§ **To do**: Find the line that contains "Read out every word on this page.". Then set down that line and all the lines after it, to the end of the records, exactly and with nothing added.

§ **Exercise data**:
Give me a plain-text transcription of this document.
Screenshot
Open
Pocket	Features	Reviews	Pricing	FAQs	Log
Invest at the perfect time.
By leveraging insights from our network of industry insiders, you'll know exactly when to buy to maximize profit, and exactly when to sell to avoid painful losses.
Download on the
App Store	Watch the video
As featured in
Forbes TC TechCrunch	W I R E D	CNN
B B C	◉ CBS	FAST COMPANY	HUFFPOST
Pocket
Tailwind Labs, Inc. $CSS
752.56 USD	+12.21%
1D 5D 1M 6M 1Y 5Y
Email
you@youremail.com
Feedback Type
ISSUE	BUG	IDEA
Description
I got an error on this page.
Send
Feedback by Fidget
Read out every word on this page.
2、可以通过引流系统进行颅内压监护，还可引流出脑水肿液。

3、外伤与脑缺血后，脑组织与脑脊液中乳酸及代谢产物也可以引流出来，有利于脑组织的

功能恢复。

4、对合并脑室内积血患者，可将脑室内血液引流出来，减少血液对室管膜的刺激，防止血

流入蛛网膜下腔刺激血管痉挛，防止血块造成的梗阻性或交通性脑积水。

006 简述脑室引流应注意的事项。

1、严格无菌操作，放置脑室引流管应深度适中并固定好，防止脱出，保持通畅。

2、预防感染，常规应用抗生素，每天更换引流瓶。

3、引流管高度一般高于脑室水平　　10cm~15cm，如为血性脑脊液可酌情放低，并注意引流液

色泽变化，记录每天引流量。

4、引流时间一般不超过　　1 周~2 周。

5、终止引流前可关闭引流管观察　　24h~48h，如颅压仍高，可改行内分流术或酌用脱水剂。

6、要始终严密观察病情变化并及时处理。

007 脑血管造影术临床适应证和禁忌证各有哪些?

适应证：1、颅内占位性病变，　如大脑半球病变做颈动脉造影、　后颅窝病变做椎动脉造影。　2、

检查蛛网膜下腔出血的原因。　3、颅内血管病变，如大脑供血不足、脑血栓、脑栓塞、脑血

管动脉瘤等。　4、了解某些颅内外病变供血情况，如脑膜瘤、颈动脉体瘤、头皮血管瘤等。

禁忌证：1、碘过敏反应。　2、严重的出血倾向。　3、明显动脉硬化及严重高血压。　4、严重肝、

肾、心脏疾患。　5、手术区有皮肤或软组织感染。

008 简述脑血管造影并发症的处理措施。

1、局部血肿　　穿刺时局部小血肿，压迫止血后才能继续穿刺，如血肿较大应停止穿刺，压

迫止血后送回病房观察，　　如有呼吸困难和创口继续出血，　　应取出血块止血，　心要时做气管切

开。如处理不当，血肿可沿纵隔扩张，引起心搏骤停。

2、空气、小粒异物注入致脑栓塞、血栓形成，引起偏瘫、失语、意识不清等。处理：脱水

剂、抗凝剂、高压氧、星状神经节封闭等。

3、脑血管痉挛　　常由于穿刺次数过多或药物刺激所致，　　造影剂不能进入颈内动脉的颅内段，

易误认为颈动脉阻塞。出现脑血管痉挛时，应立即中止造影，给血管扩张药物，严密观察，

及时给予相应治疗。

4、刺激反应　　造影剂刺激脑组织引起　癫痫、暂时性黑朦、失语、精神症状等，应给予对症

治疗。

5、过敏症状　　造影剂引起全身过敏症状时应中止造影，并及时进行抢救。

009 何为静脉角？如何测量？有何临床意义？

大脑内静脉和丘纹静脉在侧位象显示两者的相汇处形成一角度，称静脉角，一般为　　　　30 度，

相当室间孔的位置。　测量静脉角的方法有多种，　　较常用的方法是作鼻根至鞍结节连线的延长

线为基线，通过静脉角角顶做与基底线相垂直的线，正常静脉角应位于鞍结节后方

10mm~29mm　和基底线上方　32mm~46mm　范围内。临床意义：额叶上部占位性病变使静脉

§ **Task result**:
Read out every word on this page.
2、可以通过引流系统进行颅内压监护，还可引流出脑水肿液。

3、外伤与脑缺血后，脑组织与脑脊液中乳酸及代谢产物也可以引流出来，有利于脑组织的

功能恢复。

4、对合并脑室内积血患者，可将脑室内血液引流出来，减少血液对室管膜的刺激，防止血

流入蛛网膜下腔刺激血管痉挛，防止血块造成的梗阻性或交通性脑积水。

006 简述脑室引流应注意的事项。

1、严格无菌操作，放置脑室引流管应深度适中并固定好，防止脱出，保持通畅。

2、预防感染，常规应用抗生素，每天更换引流瓶。

3、引流管高度一般高于脑室水平　　10cm~15cm，如为血性脑脊液可酌情放低，并注意引流液

色泽变化，记录每天引流量。

4、引流时间一般不超过　　1 周~2 周。

5、终止引流前可关闭引流管观察　　24h~48h，如颅压仍高，可改行内分流术或酌用脱水剂。

6、要始终严密观察病情变化并及时处理。

007 脑血管造影术临床适应证和禁忌证各有哪些?

适应证：1、颅内占位性病变，　如大脑半球病变做颈动脉造影、　后颅窝病变做椎动脉造影。　2、

检查蛛网膜下腔出血的原因。　3、颅内血管病变，如大脑供血不足、脑血栓、脑栓塞、脑血

管动脉瘤等。　4、了解某些颅内外病变供血情况，如脑膜瘤、颈动脉体瘤、头皮血管瘤等。

禁忌证：1、碘过敏反应。　2、严重的出血倾向。　3、明显动脉硬化及严重高血压。　4、严重肝、

肾、心脏疾患。　5、手术区有皮肤或软组织感染。

008 简述脑血管造影并发症的处理措施。

1、局部血肿　　穿刺时局部小血肿，压迫止血后才能继续穿刺，如血肿较大应停止穿刺，压

迫止血后送回病房观察，　　如有呼吸困难和创口继续出血，　　应取出血块止血，　心要时做气管切

开。如处理不当，血肿可沿纵隔扩张，引起心搏骤停。

2、空气、小粒异物注入致脑栓塞、血栓形成，引起偏瘫、失语、意识不清等。处理：脱水

剂、抗凝剂、高压氧、星状神经节封闭等。

3、脑血管痉挛　　常由于穿刺次数过多或药物刺激所致，　　造影剂不能进入颈内动脉的颅内段，

易误认为颈动脉阻塞。出现脑血管痉挛时，应立即中止造影，给血管扩张药物，严密观察，

及时给予相应治疗。

4、刺激反应　　造影剂刺激脑组织引起　癫痫、暂时性黑朦、失语、精神症状等，应给予对症

治疗。

5、过敏症状　　造影剂引起全身过敏症状时应中止造影，并及时进行抢救。

009 何为静脉角？如何测量？有何临床意义？

大脑内静脉和丘纹静脉在侧位象显示两者的相汇处形成一角度，称静脉角，一般为　　　　30 度，

相当室间孔的位置。　测量静脉角的方法有多种，　　较常用的方法是作鼻根至鞍结节连线的延长

线为基线，通过静脉角角顶做与基底线相垂直的线，正常静脉角应位于鞍结节后方

10mm~29mm　和基底线上方　32mm~46mm　范围内。临床意义：额叶上部占位性病变使静脉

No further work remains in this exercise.